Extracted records
════════════════

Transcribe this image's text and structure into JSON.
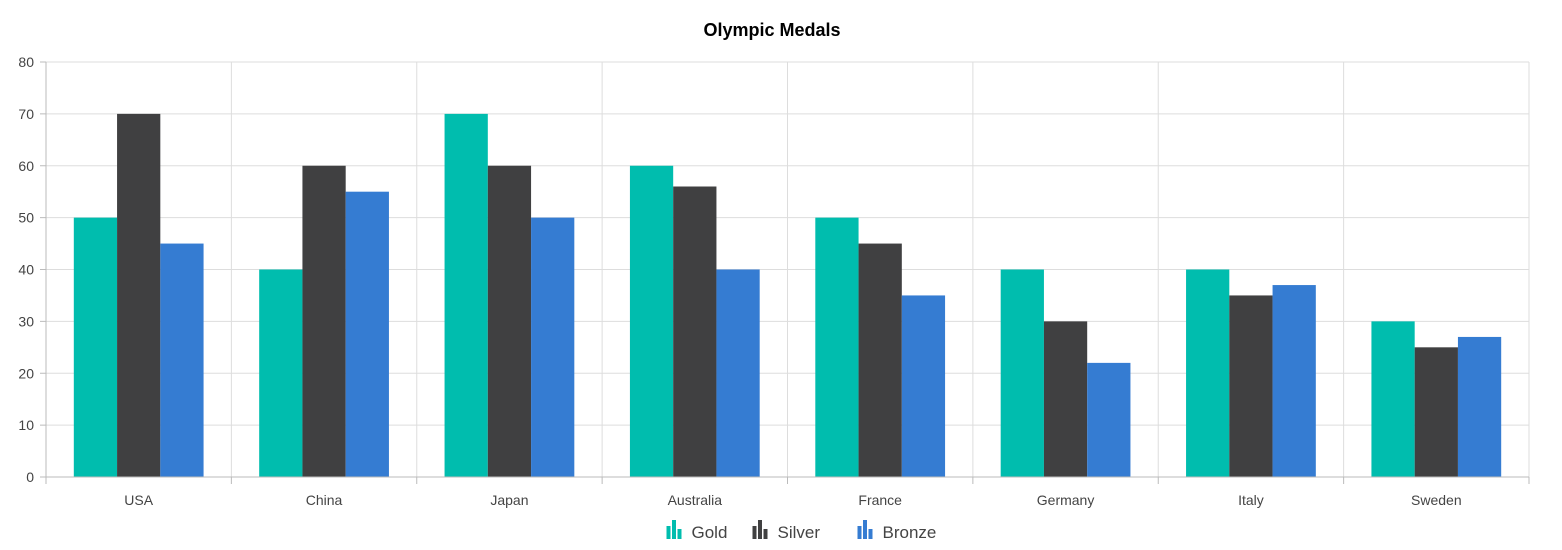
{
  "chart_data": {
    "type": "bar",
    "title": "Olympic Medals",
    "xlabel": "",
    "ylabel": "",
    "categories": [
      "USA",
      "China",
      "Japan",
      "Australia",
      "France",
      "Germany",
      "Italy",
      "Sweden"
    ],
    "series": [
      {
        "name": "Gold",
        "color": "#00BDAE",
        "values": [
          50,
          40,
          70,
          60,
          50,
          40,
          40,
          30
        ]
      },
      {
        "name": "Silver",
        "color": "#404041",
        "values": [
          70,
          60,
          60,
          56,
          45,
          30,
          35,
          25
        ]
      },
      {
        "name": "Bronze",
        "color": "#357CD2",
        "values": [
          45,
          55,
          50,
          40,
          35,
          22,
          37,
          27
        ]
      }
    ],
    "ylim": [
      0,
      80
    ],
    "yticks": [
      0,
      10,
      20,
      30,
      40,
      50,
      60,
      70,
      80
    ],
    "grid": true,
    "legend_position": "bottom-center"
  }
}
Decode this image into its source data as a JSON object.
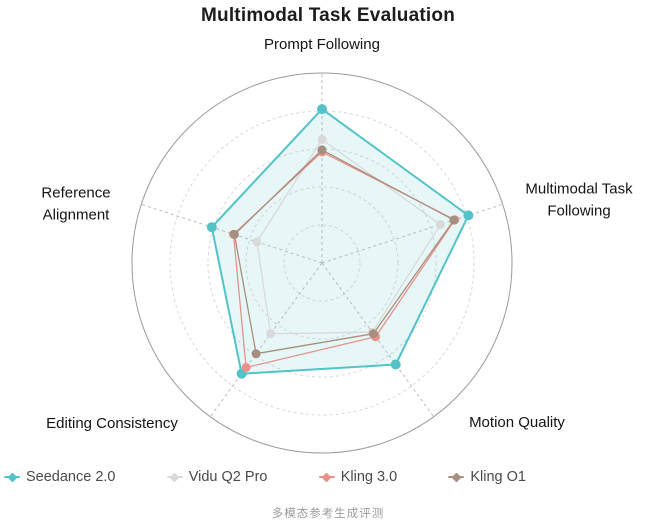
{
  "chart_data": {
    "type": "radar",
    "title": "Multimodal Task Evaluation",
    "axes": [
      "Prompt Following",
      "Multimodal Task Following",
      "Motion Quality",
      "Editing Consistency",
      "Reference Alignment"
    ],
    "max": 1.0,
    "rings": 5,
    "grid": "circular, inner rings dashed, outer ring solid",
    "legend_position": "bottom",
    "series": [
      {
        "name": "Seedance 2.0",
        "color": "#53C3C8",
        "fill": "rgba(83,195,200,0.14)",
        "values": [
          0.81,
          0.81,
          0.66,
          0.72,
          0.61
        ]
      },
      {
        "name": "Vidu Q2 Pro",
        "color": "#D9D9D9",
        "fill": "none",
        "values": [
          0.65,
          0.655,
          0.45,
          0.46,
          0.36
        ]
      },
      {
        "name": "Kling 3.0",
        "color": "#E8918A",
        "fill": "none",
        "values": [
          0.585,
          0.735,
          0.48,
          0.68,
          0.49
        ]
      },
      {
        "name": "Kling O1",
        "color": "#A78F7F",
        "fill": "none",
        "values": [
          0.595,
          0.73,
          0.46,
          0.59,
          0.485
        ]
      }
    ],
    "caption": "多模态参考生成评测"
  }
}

════════════════

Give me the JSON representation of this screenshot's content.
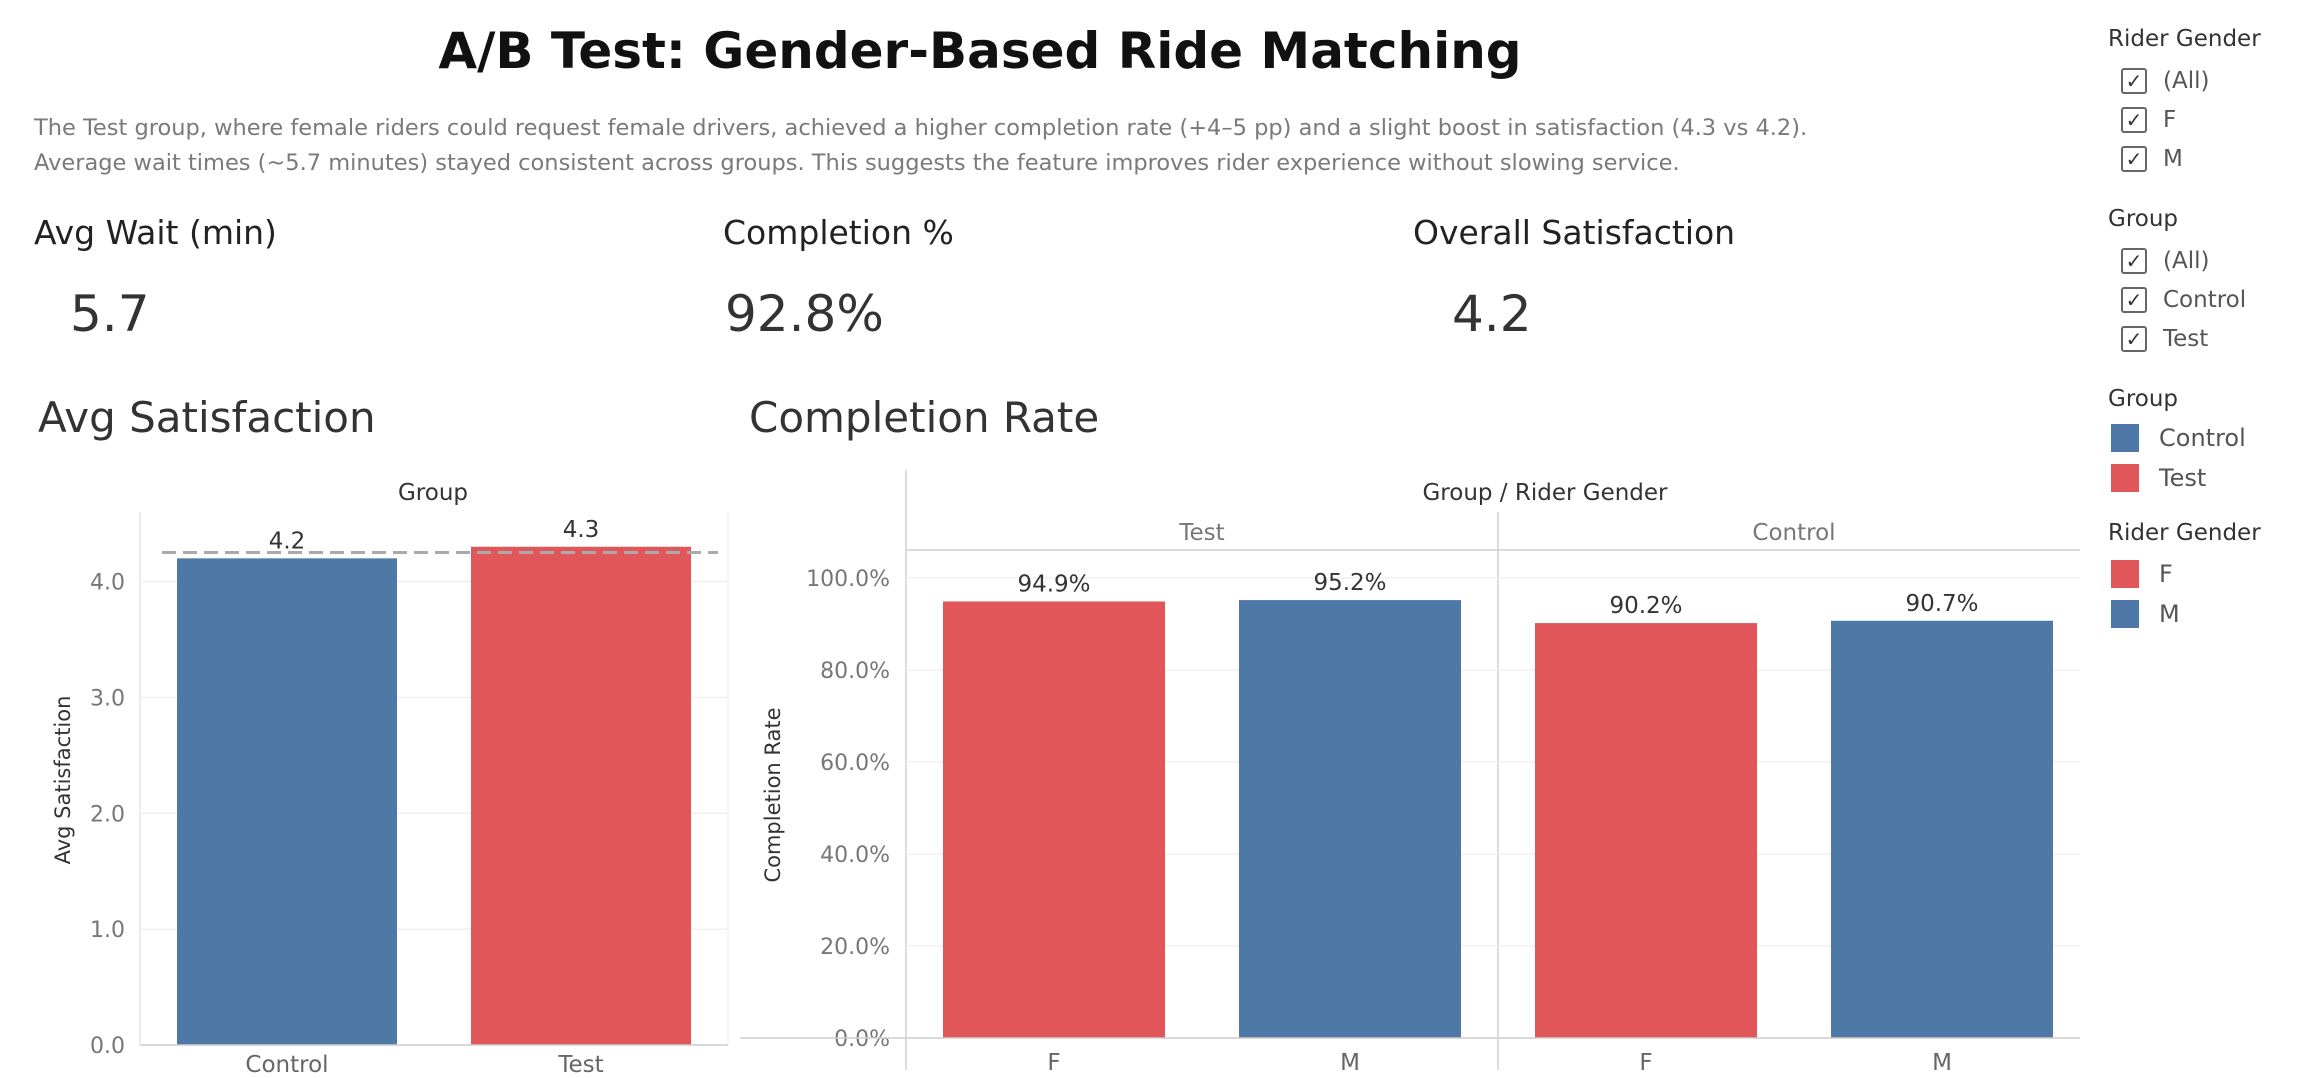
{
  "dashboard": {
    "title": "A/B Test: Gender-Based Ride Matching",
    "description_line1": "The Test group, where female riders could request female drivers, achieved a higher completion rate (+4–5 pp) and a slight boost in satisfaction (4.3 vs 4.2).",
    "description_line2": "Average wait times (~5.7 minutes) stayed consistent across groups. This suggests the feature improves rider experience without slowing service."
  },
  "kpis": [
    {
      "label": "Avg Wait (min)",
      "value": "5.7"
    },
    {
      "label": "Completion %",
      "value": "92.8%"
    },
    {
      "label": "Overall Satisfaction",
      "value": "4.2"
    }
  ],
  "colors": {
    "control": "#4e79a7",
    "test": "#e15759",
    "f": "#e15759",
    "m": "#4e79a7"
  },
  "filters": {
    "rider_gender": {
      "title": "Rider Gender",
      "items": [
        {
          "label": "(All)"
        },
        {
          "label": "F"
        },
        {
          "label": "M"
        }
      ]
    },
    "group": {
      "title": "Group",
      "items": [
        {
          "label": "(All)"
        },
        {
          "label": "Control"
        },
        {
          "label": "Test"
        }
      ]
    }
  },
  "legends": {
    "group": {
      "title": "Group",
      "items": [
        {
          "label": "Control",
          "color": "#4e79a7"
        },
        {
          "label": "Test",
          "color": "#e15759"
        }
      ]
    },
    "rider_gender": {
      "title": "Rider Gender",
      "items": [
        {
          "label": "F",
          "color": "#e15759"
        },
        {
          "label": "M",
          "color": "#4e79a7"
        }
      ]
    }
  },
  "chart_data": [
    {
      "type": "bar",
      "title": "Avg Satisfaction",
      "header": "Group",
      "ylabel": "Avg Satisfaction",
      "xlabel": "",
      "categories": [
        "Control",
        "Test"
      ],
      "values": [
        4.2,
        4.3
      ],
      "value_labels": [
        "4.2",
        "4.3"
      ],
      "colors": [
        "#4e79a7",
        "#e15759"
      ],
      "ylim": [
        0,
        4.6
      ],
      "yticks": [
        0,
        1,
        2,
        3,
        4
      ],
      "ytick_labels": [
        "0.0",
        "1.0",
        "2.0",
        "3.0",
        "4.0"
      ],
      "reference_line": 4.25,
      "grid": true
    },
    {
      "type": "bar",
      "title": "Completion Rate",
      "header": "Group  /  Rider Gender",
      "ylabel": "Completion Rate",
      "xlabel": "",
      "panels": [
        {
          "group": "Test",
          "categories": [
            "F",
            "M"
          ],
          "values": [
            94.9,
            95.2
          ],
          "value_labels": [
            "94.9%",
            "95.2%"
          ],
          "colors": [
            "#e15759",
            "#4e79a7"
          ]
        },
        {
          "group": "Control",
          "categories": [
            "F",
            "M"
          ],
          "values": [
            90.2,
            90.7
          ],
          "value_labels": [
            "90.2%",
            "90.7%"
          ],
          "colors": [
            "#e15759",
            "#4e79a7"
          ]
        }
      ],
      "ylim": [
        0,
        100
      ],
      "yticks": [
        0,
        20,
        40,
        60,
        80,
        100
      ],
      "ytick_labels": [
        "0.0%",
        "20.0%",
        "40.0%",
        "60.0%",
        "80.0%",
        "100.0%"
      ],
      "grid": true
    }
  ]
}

════════════════

Find every line in the records above that holds the word "header", and copy each one.

      "header": "Group",
      "header": "Group  /  Rider Gender",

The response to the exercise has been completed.